Given exercise >> State only the count of lines in the listing below that hold "края".

Records >>
^^^^^^^^^^^^^^^^

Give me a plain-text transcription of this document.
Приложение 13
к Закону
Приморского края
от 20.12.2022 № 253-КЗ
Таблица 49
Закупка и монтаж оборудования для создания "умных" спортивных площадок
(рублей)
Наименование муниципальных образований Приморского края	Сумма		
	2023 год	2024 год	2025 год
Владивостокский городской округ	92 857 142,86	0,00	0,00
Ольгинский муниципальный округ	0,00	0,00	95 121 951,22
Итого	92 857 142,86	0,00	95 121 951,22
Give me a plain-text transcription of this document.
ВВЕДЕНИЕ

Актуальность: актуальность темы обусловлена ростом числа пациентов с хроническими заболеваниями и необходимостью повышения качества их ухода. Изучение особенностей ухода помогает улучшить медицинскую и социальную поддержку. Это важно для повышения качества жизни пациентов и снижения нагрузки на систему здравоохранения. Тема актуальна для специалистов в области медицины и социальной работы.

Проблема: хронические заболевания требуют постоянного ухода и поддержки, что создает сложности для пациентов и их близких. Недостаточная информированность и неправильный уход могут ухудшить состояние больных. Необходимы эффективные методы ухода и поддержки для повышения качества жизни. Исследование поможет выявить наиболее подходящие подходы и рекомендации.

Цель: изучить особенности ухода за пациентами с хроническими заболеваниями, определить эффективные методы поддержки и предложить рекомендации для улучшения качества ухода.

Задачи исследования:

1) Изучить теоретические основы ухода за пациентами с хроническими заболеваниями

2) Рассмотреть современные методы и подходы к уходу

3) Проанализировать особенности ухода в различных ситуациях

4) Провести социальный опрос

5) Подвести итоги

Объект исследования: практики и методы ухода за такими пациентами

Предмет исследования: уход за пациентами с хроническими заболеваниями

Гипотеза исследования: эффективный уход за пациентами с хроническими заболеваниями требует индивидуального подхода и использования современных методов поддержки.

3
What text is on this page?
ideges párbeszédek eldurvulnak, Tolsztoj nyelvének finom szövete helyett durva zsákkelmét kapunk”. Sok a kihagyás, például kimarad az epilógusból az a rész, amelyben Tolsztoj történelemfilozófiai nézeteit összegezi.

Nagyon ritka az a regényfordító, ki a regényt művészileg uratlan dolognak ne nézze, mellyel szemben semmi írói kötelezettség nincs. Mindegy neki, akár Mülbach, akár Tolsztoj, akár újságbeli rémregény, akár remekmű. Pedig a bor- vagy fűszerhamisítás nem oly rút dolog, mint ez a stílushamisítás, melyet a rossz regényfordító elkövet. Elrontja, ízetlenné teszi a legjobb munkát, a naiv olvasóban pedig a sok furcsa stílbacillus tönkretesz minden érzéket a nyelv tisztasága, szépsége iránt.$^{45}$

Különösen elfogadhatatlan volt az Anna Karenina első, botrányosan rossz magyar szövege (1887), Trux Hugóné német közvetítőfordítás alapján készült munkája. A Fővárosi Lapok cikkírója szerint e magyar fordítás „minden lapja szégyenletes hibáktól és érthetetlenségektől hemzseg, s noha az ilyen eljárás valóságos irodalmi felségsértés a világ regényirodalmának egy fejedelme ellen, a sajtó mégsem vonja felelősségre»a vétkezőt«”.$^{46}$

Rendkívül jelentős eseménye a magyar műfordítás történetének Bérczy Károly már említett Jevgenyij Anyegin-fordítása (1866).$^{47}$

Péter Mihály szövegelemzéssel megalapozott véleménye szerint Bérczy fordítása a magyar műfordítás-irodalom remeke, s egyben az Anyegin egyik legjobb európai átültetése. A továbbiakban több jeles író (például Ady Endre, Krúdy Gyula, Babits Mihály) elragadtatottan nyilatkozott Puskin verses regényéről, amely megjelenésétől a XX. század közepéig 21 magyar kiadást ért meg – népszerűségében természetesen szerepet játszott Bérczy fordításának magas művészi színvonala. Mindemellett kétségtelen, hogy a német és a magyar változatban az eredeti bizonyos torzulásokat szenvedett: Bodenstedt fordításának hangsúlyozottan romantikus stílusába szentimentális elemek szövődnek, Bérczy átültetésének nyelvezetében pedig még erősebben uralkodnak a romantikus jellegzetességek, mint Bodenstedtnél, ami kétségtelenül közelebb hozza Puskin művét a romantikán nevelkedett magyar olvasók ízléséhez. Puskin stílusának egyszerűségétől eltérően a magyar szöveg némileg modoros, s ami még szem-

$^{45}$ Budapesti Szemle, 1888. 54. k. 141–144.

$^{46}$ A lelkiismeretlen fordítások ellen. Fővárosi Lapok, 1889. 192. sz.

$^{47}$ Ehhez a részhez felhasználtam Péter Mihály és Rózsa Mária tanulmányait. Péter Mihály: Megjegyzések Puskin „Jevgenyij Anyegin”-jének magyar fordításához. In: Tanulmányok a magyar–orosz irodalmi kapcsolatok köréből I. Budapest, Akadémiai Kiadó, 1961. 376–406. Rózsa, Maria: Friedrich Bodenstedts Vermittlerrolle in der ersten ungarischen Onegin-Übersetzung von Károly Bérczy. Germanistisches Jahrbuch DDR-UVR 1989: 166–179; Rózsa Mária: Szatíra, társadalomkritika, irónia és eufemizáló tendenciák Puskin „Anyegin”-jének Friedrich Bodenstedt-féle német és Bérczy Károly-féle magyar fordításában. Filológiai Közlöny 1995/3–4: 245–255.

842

^^^^^^^^^^^^^^^^

Solution to this exercise >> 2